=== INPUT ===
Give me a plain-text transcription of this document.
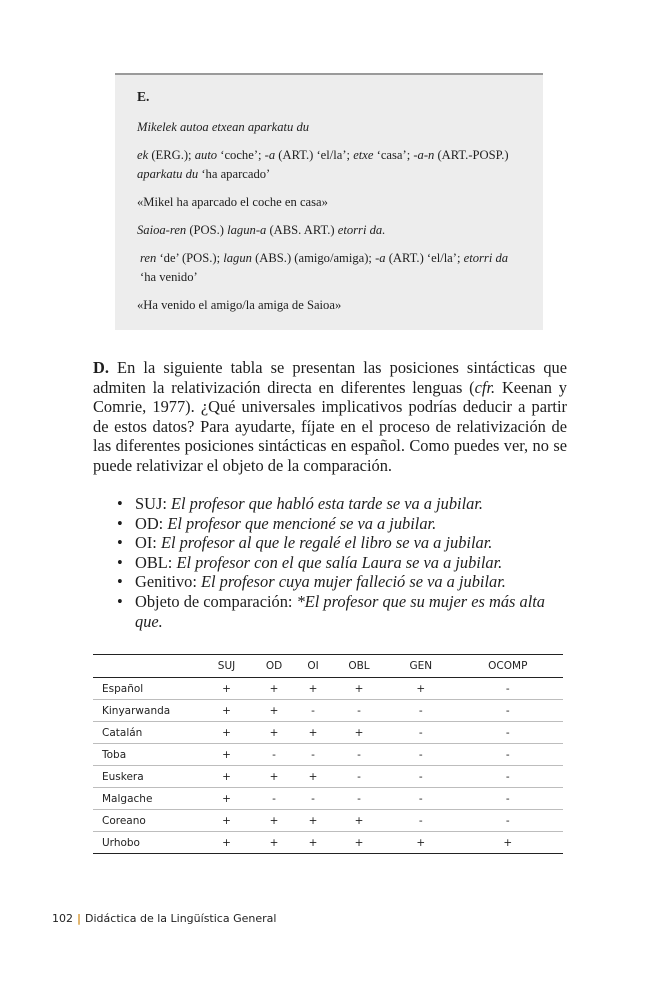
E.

Mikelek autoa etxean aparkatu du

ek (ERG.); auto ‘coche’; -a (ART.) ‘el/la’; etxe ‘casa’; -a-n (ART.-POSP.) aparkatu du ‘ha aparcado’

«Mikel ha aparcado el coche en casa»

Saioa-ren (POS.) lagun-a (ABS. ART.) etorri da.

ren ‘de’ (POS.); lagun (ABS.) (amigo/amiga); -a (ART.) ‘el/la’; etorri da ‘ha venido’

«Ha venido el amigo/la amiga de Saioa»

D. En la siguiente tabla se presentan las posiciones sintácticas que admiten la relativización directa en diferentes lenguas (cfr. Keenan y Comrie, 1977). ¿Qué universales implicativos podrías deducir a partir de estos datos? Para ayudarte, fíjate en el proceso de relativización de las diferentes posiciones sintácticas en español. Como puedes ver, no se puede relativizar el objeto de la comparación.

• SUJ: El profesor que habló esta tarde se va a jubilar.
• OD: El profesor que mencioné se va a jubilar.
• OI: El profesor al que le regalé el libro se va a jubilar.
• OBL: El profesor con el que salía Laura se va a jubilar.
• Genitivo: El profesor cuya mujer falleció se va a jubilar.
• Objeto de comparación: *El profesor que su mujer es más alta que.
	SUJ	OD	OI	OBL	GEN	OCOMP
Español	+	+	+	+	+	-
Kinyarwanda	+	+	-	-	-	-
Catalán	+	+	+	+	-	-
Toba	+	-	-	-	-	-
Euskera	+	+	+	-	-	-
Malgache	+	-	-	-	-	-
Coreano	+	+	+	+	-	-
Urhobo	+	+	+	+	+	+
102 | Didáctica de la Lingüística General
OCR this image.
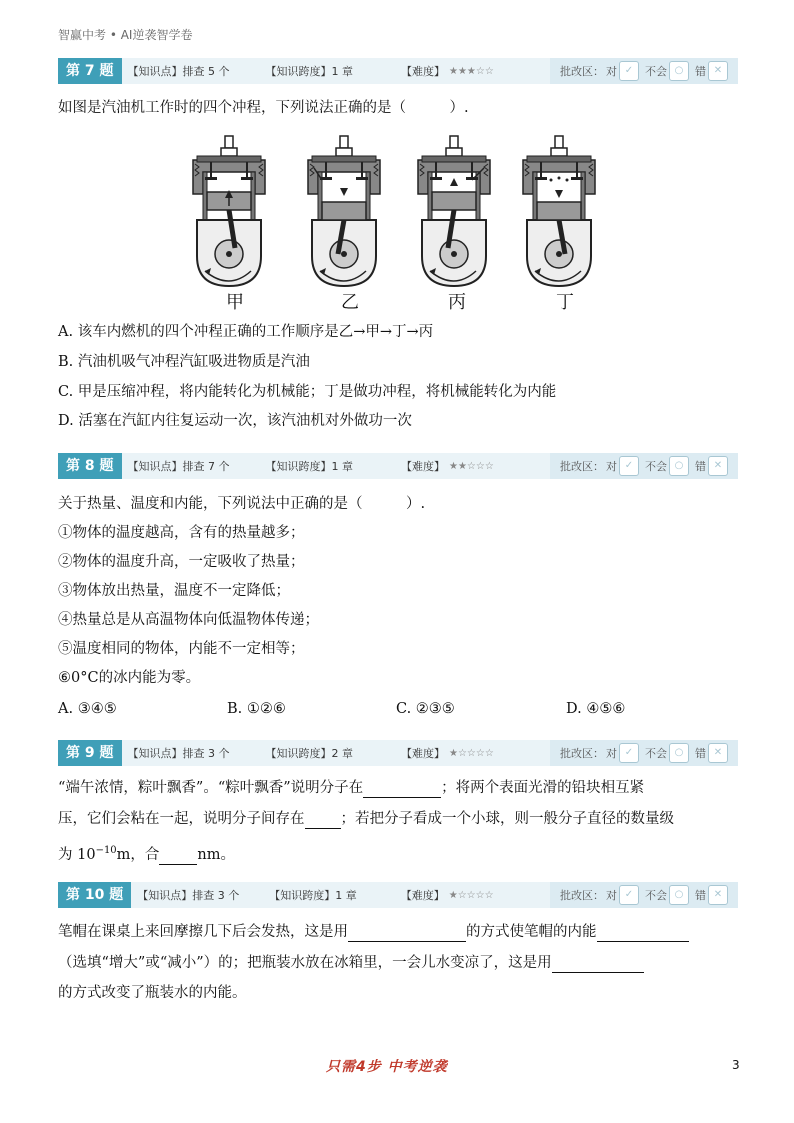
智赢中考 • AI逆袭智学卷
第 7 题	【知识点】排查 5 个	【知识跨度】1 章	【难度】 ★★★☆☆	批改区： 对 ✓	不会 ○	错 ✕
如图是汽油机工作时的四个冲程，下列说法正确的是（　　　）.
甲	乙	丙	丁
A. 该车内燃机的四个冲程正确的工作顺序是乙→甲→丁→丙
B. 汽油机吸气冲程汽缸吸进物质是汽油
C. 甲是压缩冲程，将内能转化为机械能；丁是做功冲程，将机械能转化为内能
D. 活塞在汽缸内往复运动一次，该汽油机对外做功一次
第 8 题	【知识点】排查 7 个	【知识跨度】1 章	【难度】 ★★☆☆☆	批改区： 对 ✓	不会 ○	错 ✕
关于热量、温度和内能，下列说法中正确的是（　　　）.
①物体的温度越高，含有的热量越多；
②物体的温度升高，一定吸收了热量；
③物体放出热量，温度不一定降低；
④热量总是从高温物体向低温物体传递；
⑤温度相同的物体，内能不一定相等；
⑥0°C的冰内能为零。
A. ③④⑤	B. ①②⑥	C. ②③⑤	D. ④⑤⑥
第 9 题	【知识点】排查 3 个	【知识跨度】2 章	【难度】 ★☆☆☆☆	批改区： 对 ✓	不会 ○	错 ✕
“端午浓情，粽叶飘香”。“粽叶飘香”说明分子在	；将两个表面光滑的铅块相互紧
压，它们会粘在一起，说明分子间存在 ；若把分子看成一个小球，则一般分子直径的数量级
为 $10^{-10}m$，合	nm。
第 10 题	【知识点】排查 3 个	【知识跨度】1 章	【难度】 ★☆☆☆☆	批改区： 对 ✓	不会 ○	错 ✕
笔帽在课桌上来回摩擦几下后会发热，这是用	的方式使笔帽的内能
（选填“增大”或“减小”）的；把瓶装水放在冰箱里，一会儿水变凉了，这是用
的方式改变了瓶装水的内能。
只需4步 中考逆袭	3
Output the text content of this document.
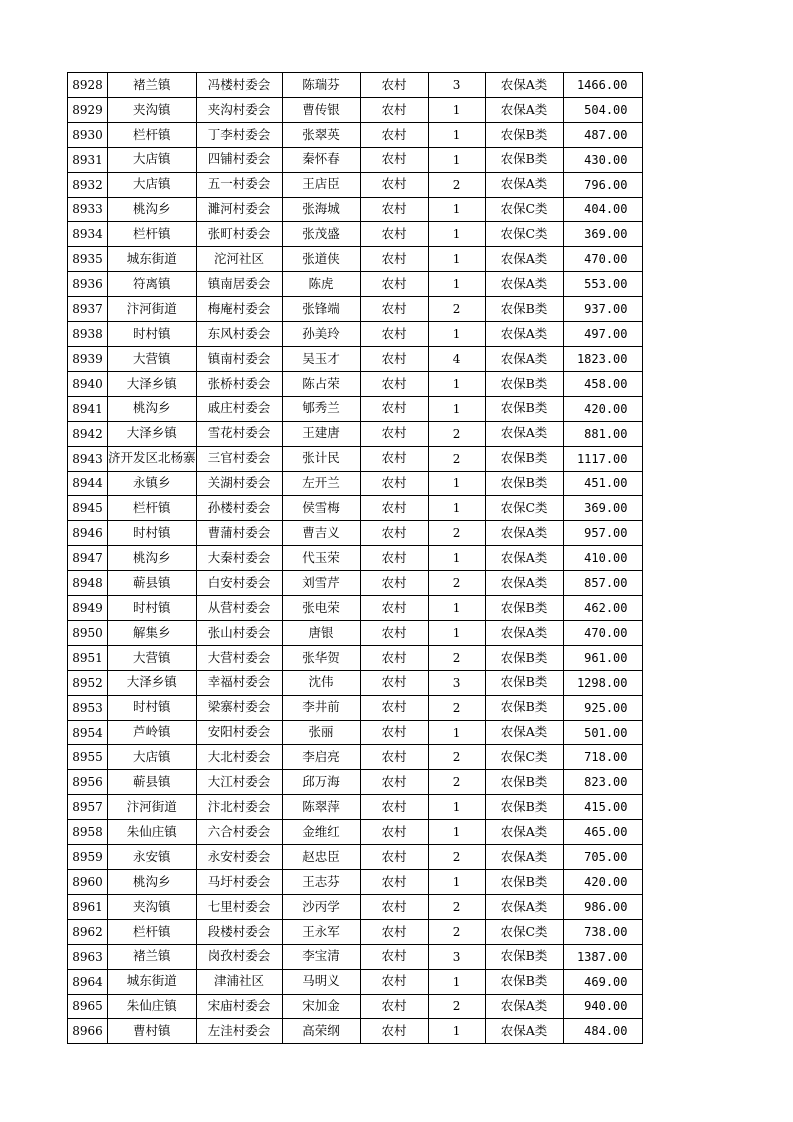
8928	褚兰镇	冯楼村委会	陈瑞芬	农村	3	农保A类	1466.00
8929	夹沟镇	夹沟村委会	曹传银	农村	1	农保A类	504.00
8930	栏杆镇	丁李村委会	张翠英	农村	1	农保B类	487.00
8931	大店镇	四铺村委会	秦怀春	农村	1	农保B类	430.00
8932	大店镇	五一村委会	王店臣	农村	2	农保A类	796.00
8933	桃沟乡	濉河村委会	张海城	农村	1	农保C类	404.00
8934	栏杆镇	张町村委会	张茂盛	农村	1	农保C类	369.00
8935	城东街道	沱河社区	张道侠	农村	1	农保A类	470.00
8936	符离镇	镇南居委会	陈虎	农村	1	农保A类	553.00
8937	汴河街道	梅庵村委会	张锋端	农村	2	农保B类	937.00
8938	时村镇	东风村委会	孙美玲	农村	1	农保A类	497.00
8939	大营镇	镇南村委会	吴玉才	农村	4	农保A类	1823.00
8940	大泽乡镇	张桥村委会	陈占荣	农村	1	农保B类	458.00
8941	桃沟乡	戚庄村委会	郇秀兰	农村	1	农保B类	420.00
8942	大泽乡镇	雪花村委会	王建唐	农村	2	农保A类	881.00
8943	济开发区北杨寨	三官村委会	张计民	农村	2	农保B类	1117.00
8944	永镇乡	关湖村委会	左开兰	农村	1	农保B类	451.00
8945	栏杆镇	孙楼村委会	侯雪梅	农村	1	农保C类	369.00
8946	时村镇	曹蒲村委会	曹吉义	农村	2	农保A类	957.00
8947	桃沟乡	大秦村委会	代玉荣	农村	1	农保A类	410.00
8948	蕲县镇	白安村委会	刘雪芹	农村	2	农保A类	857.00
8949	时村镇	从营村委会	张电荣	农村	1	农保B类	462.00
8950	解集乡	张山村委会	唐银	农村	1	农保A类	470.00
8951	大营镇	大营村委会	张华贺	农村	2	农保B类	961.00
8952	大泽乡镇	幸福村委会	沈伟	农村	3	农保B类	1298.00
8953	时村镇	梁寨村委会	李井前	农村	2	农保B类	925.00
8954	芦岭镇	安阳村委会	张丽	农村	1	农保A类	501.00
8955	大店镇	大北村委会	李启亮	农村	2	农保C类	718.00
8956	蕲县镇	大江村委会	邱万海	农村	2	农保B类	823.00
8957	汴河街道	汴北村委会	陈翠萍	农村	1	农保B类	415.00
8958	朱仙庄镇	六合村委会	金维红	农村	1	农保A类	465.00
8959	永安镇	永安村委会	赵忠臣	农村	2	农保A类	705.00
8960	桃沟乡	马圩村委会	王志芬	农村	1	农保B类	420.00
8961	夹沟镇	七里村委会	沙丙学	农村	2	农保A类	986.00
8962	栏杆镇	段楼村委会	王永军	农村	2	农保C类	738.00
8963	褚兰镇	岗孜村委会	李宝清	农村	3	农保B类	1387.00
8964	城东街道	津浦社区	马明义	农村	1	农保B类	469.00
8965	朱仙庄镇	宋庙村委会	宋加金	农村	2	农保A类	940.00
8966	曹村镇	左洼村委会	高荣纲	农村	1	农保A类	484.00
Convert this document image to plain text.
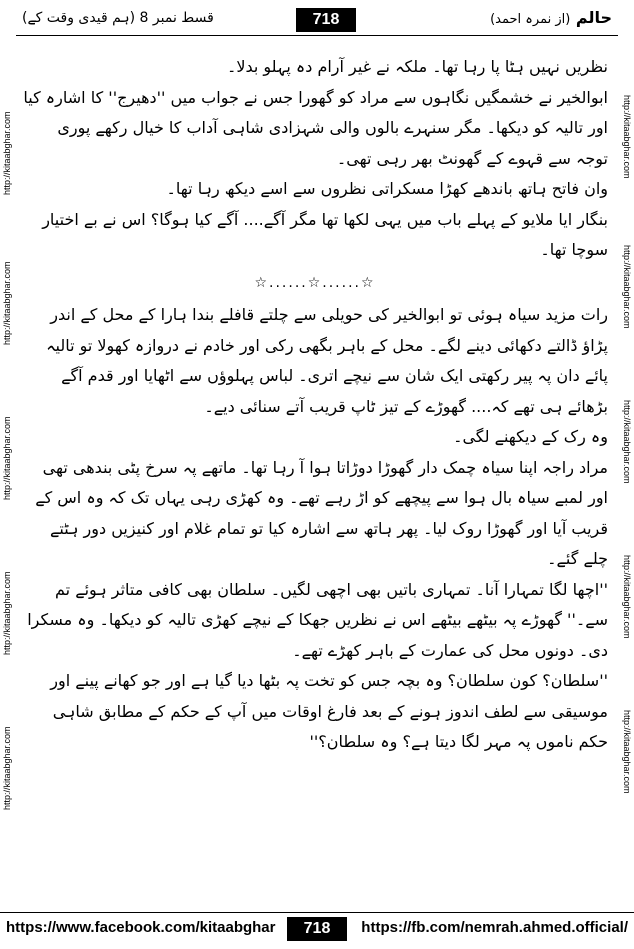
قسط نمبر 8 (ہم قیدی وقت کے)	718	حالم (از نمرہ احمد)
http://kitaabghar.com
http://kitaabghar.com
http://kitaabghar.com
http://kitaabghar.com
http://kitaabghar.com
http://kitaabghar.com
http://kitaabghar.com
http://kitaabghar.com
http://kitaabghar.com
http://kitaabghar.com

نظریں نہیں ہٹا پا رہا تھا۔ ملکہ نے غیر آرام دہ پہلو بدلا۔

ابوالخیر نے خشمگیں نگاہوں سے مراد کو گھورا جس نے جواب میں ''دھیرج'' کا اشارہ کیا اور تالیہ کو دیکھا۔ مگر سنہرے بالوں والی شہزادی شاہی آداب کا خیال رکھے پوری توجہ سے قہوے کے گھونٹ بھر رہی تھی۔

وان فاتح ہاتھ باندھے کھڑا مسکراتی نظروں سے اسے دیکھ رہا تھا۔

بنگار ایا ملایو کے پہلے باب میں یہی لکھا تھا مگر آگے.... آگے کیا ہوگا؟ اس نے بے اختیار سوچا تھا۔

☆......☆......☆

رات مزید سیاہ ہوئی تو ابوالخیر کی حویلی سے چلتے قافلے بندا ہارا کے محل کے اندر پڑاؤ ڈالتے دکھائی دینے لگے۔ محل کے باہر بگھی رکی اور خادم نے دروازہ کھولا تو تالیہ پائے دان پہ پیر رکھتی ایک شان سے نیچے اتری۔ لباس پہلوؤں سے اٹھایا اور قدم آگے بڑھائے ہی تھے کہ.... گھوڑے کے تیز ٹاپ قریب آتے سنائی دیے۔

وہ رک کے دیکھنے لگی۔

مراد راجہ اپنا سیاہ چمک دار گھوڑا دوڑاتا ہوا آ رہا تھا۔ ماتھے پہ سرخ پٹی بندھی تھی اور لمبے سیاہ بال ہوا سے پیچھے کو اڑ رہے تھے۔ وہ کھڑی رہی یہاں تک کہ وہ اس کے قریب آیا اور گھوڑا روک لیا۔ پھر ہاتھ سے اشارہ کیا تو تمام غلام اور کنیزیں دور ہٹتے چلے گئے۔

''اچھا لگا تمہارا آنا۔ تمہاری باتیں بھی اچھی لگیں۔ سلطان بھی کافی متاثر ہوئے تم سے۔'' گھوڑے پہ بیٹھے بیٹھے اس نے نظریں جھکا کے نیچے کھڑی تالیہ کو دیکھا۔ وہ مسکرا دی۔ دونوں محل کی عمارت کے باہر کھڑے تھے۔

''سلطان؟ کون سلطان؟ وہ بچہ جس کو تخت پہ بٹھا دیا گیا ہے اور جو کھانے پینے اور موسیقی سے لطف اندوز ہونے کے بعد فارغ اوقات میں آپ کے حکم کے مطابق شاہی حکم ناموں پہ مہر لگا دیتا ہے؟ وہ سلطان؟''

https://www.facebook.com/kitaabghar	718	https://fb.com/nemrah.ahmed.official/
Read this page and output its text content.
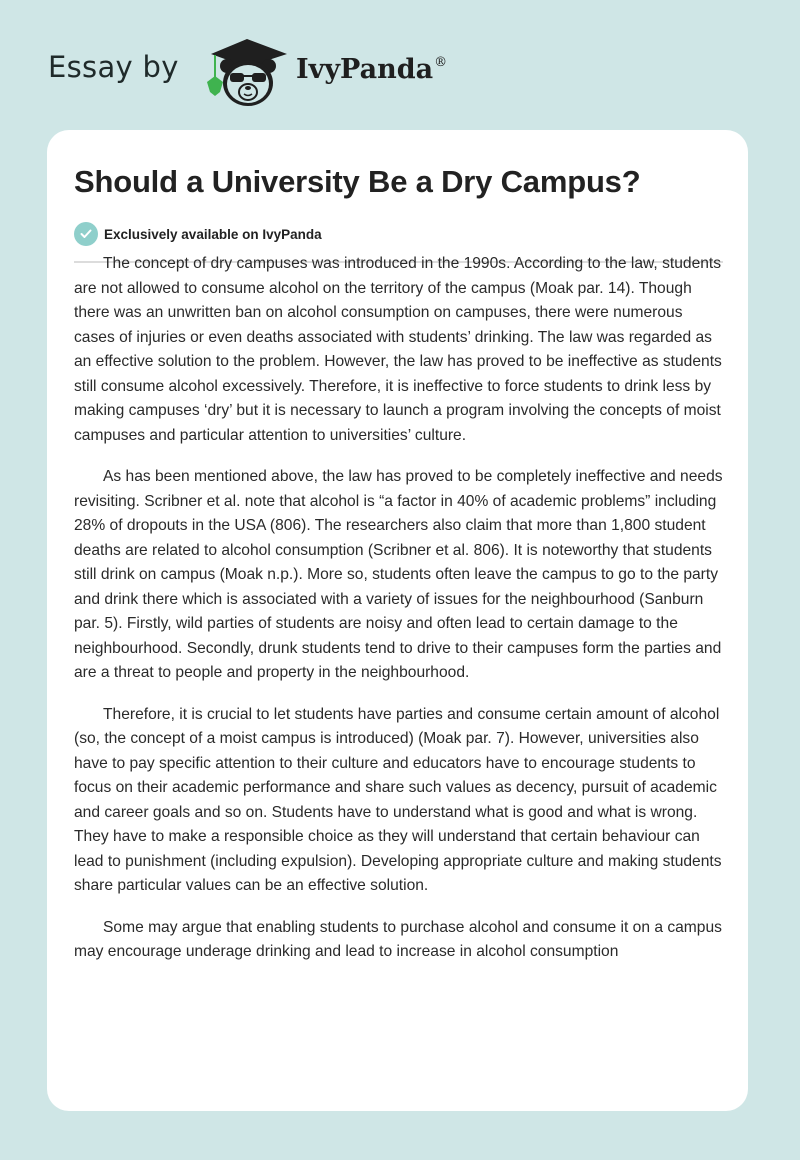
Essay by	IvyPanda®
Should a University Be a Dry Campus?
Exclusively available on IvyPanda

The concept of dry campuses was introduced in the 1990s. According to the law, students are not allowed to consume alcohol on the territory of the campus (Moak par. 14). Though there was an unwritten ban on alcohol consumption on campuses, there were numerous cases of injuries or even deaths associated with students’ drinking. The law was regarded as an effective solution to the problem. However, the law has proved to be ineffective as students still consume alcohol excessively. Therefore, it is ineffective to force students to drink less by making campuses ‘dry’ but it is necessary to launch a program involving the concepts of moist campuses and particular attention to universities’ culture.

As has been mentioned above, the law has proved to be completely ineffective and needs revisiting. Scribner et al. note that alcohol is “a factor in 40% of academic problems” including 28% of dropouts in the USA (806). The researchers also claim that more than 1,800 student deaths are related to alcohol consumption (Scribner et al. 806). It is noteworthy that students still drink on campus (Moak n.p.). More so, students often leave the campus to go to the party and drink there which is associated with a variety of issues for the neighbourhood (Sanburn par. 5). Firstly, wild parties of students are noisy and often lead to certain damage to the neighbourhood. Secondly, drunk students tend to drive to their campuses form the parties and are a threat to people and property in the neighbourhood.

Therefore, it is crucial to let students have parties and consume certain amount of alcohol (so, the concept of a moist campus is introduced) (Moak par. 7). However, universities also have to pay specific attention to their culture and educators have to encourage students to focus on their academic performance and share such values as decency, pursuit of academic and career goals and so on. Students have to understand what is good and what is wrong. They have to make a responsible choice as they will understand that certain behaviour can lead to punishment (including expulsion). Developing appropriate culture and making students share particular values can be an effective solution.

Some may argue that enabling students to purchase alcohol and consume it on a campus may encourage underage drinking and lead to increase in alcohol consumption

=== TASK OBJECTIVE ===
In the material above, show every line where the word "IvyPanda" turns up.

=== RESULT OF THIS EXERCISE ===
Essay by	IvyPanda®
Exclusively available on IvyPanda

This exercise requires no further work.